**GOAL:**
Convert each line of the data below into a Markdown table with two columns, Row and Line. Number the rows and leave out any blank lines.

Stored items:
++++++++++
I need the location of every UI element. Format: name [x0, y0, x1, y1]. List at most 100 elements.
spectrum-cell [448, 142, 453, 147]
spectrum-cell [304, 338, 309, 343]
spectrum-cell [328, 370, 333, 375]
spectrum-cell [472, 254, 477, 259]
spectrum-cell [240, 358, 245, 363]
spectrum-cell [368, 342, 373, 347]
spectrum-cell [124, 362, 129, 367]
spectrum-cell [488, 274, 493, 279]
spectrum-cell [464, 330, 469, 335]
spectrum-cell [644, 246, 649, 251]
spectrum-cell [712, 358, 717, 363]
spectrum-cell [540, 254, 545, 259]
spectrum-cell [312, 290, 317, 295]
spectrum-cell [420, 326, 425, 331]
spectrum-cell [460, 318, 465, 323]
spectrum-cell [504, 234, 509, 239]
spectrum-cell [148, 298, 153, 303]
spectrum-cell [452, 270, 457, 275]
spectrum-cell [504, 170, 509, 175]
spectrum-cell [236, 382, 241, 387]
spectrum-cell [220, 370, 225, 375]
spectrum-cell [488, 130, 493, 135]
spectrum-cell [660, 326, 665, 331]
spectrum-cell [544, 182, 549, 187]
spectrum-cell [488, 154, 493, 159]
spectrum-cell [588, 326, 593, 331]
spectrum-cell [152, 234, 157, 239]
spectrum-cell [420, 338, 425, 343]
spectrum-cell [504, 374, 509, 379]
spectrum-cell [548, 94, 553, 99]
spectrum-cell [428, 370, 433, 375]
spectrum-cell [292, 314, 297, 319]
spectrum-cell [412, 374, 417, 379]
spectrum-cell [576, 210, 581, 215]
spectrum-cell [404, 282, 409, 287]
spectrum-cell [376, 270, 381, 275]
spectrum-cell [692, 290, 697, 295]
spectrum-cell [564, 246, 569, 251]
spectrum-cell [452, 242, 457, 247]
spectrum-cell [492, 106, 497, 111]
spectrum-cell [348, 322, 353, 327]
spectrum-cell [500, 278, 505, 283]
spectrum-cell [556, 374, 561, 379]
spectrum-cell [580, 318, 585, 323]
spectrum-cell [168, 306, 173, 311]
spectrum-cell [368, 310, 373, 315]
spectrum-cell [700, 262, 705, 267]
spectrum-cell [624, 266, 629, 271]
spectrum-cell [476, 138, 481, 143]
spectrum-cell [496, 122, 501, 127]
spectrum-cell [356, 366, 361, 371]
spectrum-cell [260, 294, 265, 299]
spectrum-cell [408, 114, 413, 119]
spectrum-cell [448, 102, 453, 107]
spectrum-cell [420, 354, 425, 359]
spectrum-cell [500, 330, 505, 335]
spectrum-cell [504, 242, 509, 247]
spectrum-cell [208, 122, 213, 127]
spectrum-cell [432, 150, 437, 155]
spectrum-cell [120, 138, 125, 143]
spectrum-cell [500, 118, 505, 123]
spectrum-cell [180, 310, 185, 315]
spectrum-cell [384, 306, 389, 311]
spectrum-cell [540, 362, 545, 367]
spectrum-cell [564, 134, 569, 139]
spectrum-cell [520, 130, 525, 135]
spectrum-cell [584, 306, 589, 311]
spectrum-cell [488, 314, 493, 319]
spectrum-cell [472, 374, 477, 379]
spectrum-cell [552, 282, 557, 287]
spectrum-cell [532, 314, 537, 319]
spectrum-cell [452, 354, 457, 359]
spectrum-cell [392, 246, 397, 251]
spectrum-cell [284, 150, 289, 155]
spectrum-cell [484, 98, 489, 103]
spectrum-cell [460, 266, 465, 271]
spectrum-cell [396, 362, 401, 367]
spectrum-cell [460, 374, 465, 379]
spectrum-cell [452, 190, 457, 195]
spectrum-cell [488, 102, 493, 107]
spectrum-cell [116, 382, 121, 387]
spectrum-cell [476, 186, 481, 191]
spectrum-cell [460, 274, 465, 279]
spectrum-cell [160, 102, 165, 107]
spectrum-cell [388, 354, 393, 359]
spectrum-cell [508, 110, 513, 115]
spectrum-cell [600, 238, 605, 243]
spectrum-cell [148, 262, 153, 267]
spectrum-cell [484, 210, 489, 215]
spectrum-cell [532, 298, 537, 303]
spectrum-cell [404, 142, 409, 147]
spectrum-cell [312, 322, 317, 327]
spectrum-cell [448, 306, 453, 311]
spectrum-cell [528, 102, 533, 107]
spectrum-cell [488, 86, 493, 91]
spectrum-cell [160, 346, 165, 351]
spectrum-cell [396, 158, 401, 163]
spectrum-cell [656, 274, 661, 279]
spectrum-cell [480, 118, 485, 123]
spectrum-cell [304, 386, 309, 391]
++++++++++
**FINAL RESULT:**
| Row | Line |
|---|---|
| 1 | I need the location of every UI element. Format: name [x0, y0, x1, y1]. List at most 100 elements. |
| 2 | spectrum-cell [448, 142, 453, 147] |
| 3 | spectrum-cell [304, 338, 309, 343] |
| 4 | spectrum-cell [328, 370, 333, 375] |
| 5 | spectrum-cell [472, 254, 477, 259] |
| 6 | spectrum-cell [240, 358, 245, 363] |
| 7 | spectrum-cell [368, 342, 373, 347] |
| 8 | spectrum-cell [124, 362, 129, 367] |
| 9 | spectrum-cell [488, 274, 493, 279] |
| 10 | spectrum-cell [464, 330, 469, 335] |
| 11 | spectrum-cell [644, 246, 649, 251] |
| 12 | spectrum-cell [712, 358, 717, 363] |
| 13 | spectrum-cell [540, 254, 545, 259] |
| 14 | spectrum-cell [312, 290, 317, 295] |
| 15 | spectrum-cell [420, 326, 425, 331] |
| 16 | spectrum-cell [460, 318, 465, 323] |
| 17 | spectrum-cell [504, 234, 509, 239] |
| 18 | spectrum-cell [148, 298, 153, 303] |
| 19 | spectrum-cell [452, 270, 457, 275] |
| 20 | spectrum-cell [504, 170, 509, 175] |
| 21 | spectrum-cell [236, 382, 241, 387] |
| 22 | spectrum-cell [220, 370, 225, 375] |
| 23 | spectrum-cell [488, 130, 493, 135] |
| 24 | spectrum-cell [660, 326, 665, 331] |
| 25 | spectrum-cell [544, 182, 549, 187] |
| 26 | spectrum-cell [488, 154, 493, 159] |
| 27 | spectrum-cell [588, 326, 593, 331] |
| 28 | spectrum-cell [152, 234, 157, 239] |
| 29 | spectrum-cell [420, 338, 425, 343] |
| 30 | spectrum-cell [504, 374, 509, 379] |
| 31 | spectrum-cell [548, 94, 553, 99] |
| 32 | spectrum-cell [428, 370, 433, 375] |
| 33 | spectrum-cell [292, 314, 297, 319] |
| 34 | spectrum-cell [412, 374, 417, 379] |
| 35 | spectrum-cell [576, 210, 581, 215] |
| 36 | spectrum-cell [404, 282, 409, 287] |
| 37 | spectrum-cell [376, 270, 381, 275] |
| 38 | spectrum-cell [692, 290, 697, 295] |
| 39 | spectrum-cell [564, 246, 569, 251] |
| 40 | spectrum-cell [452, 242, 457, 247] |
| 41 | spectrum-cell [492, 106, 497, 111] |
| 42 | spectrum-cell [348, 322, 353, 327] |
| 43 | spectrum-cell [500, 278, 505, 283] |
| 44 | spectrum-cell [556, 374, 561, 379] |
| 45 | spectrum-cell [580, 318, 585, 323] |
| 46 | spectrum-cell [168, 306, 173, 311] |
| 47 | spectrum-cell [368, 310, 373, 315] |
| 48 | spectrum-cell [700, 262, 705, 267] |
| 49 | spectrum-cell [624, 266, 629, 271] |
| 50 | spectrum-cell [476, 138, 481, 143] |
| 51 | spectrum-cell [496, 122, 501, 127] |
| 52 | spectrum-cell [356, 366, 361, 371] |
| 53 | spectrum-cell [260, 294, 265, 299] |
| 54 | spectrum-cell [408, 114, 413, 119] |
| 55 | spectrum-cell [448, 102, 453, 107] |
| 56 | spectrum-cell [420, 354, 425, 359] |
| 57 | spectrum-cell [500, 330, 505, 335] |
| 58 | spectrum-cell [504, 242, 509, 247] |
| 59 | spectrum-cell [208, 122, 213, 127] |
| 60 | spectrum-cell [432, 150, 437, 155] |
| 61 | spectrum-cell [120, 138, 125, 143] |
| 62 | spectrum-cell [500, 118, 505, 123] |
| 63 | spectrum-cell [180, 310, 185, 315] |
| 64 | spectrum-cell [384, 306, 389, 311] |
| 65 | spectrum-cell [540, 362, 545, 367] |
| 66 | spectrum-cell [564, 134, 569, 139] |
| 67 | spectrum-cell [520, 130, 525, 135] |
| 68 | spectrum-cell [584, 306, 589, 311] |
| 69 | spectrum-cell [488, 314, 493, 319] |
| 70 | spectrum-cell [472, 374, 477, 379] |
| 71 | spectrum-cell [552, 282, 557, 287] |
| 72 | spectrum-cell [532, 314, 537, 319] |
| 73 | spectrum-cell [452, 354, 457, 359] |
| 74 | spectrum-cell [392, 246, 397, 251] |
| 75 | spectrum-cell [284, 150, 289, 155] |
| 76 | spectrum-cell [484, 98, 489, 103] |
| 77 | spectrum-cell [460, 266, 465, 271] |
| 78 | spectrum-cell [396, 362, 401, 367] |
| 79 | spectrum-cell [460, 374, 465, 379] |
| 80 | spectrum-cell [452, 190, 457, 195] |
| 81 | spectrum-cell [488, 102, 493, 107] |
| 82 | spectrum-cell [116, 382, 121, 387] |
| 83 | spectrum-cell [476, 186, 481, 191] |
| 84 | spectrum-cell [460, 274, 465, 279] |
| 85 | spectrum-cell [160, 102, 165, 107] |
| 86 | spectrum-cell [388, 354, 393, 359] |
| 87 | spectrum-cell [508, 110, 513, 115] |
| 88 | spectrum-cell [600, 238, 605, 243] |
| 89 | spectrum-cell [148, 262, 153, 267] |
| 90 | spectrum-cell [484, 210, 489, 215] |
| 91 | spectrum-cell [532, 298, 537, 303] |
| 92 | spectrum-cell [404, 142, 409, 147] |
| 93 | spectrum-cell [312, 322, 317, 327] |
| 94 | spectrum-cell [448, 306, 453, 311] |
| 95 | spectrum-cell [528, 102, 533, 107] |
| 96 | spectrum-cell [488, 86, 493, 91] |
| 97 | spectrum-cell [160, 346, 165, 351] |
| 98 | spectrum-cell [396, 158, 401, 163] |
| 99 | spectrum-cell [656, 274, 661, 279] |
| 100 | spectrum-cell [480, 118, 485, 123] |
| 101 | spectrum-cell [304, 386, 309, 391] |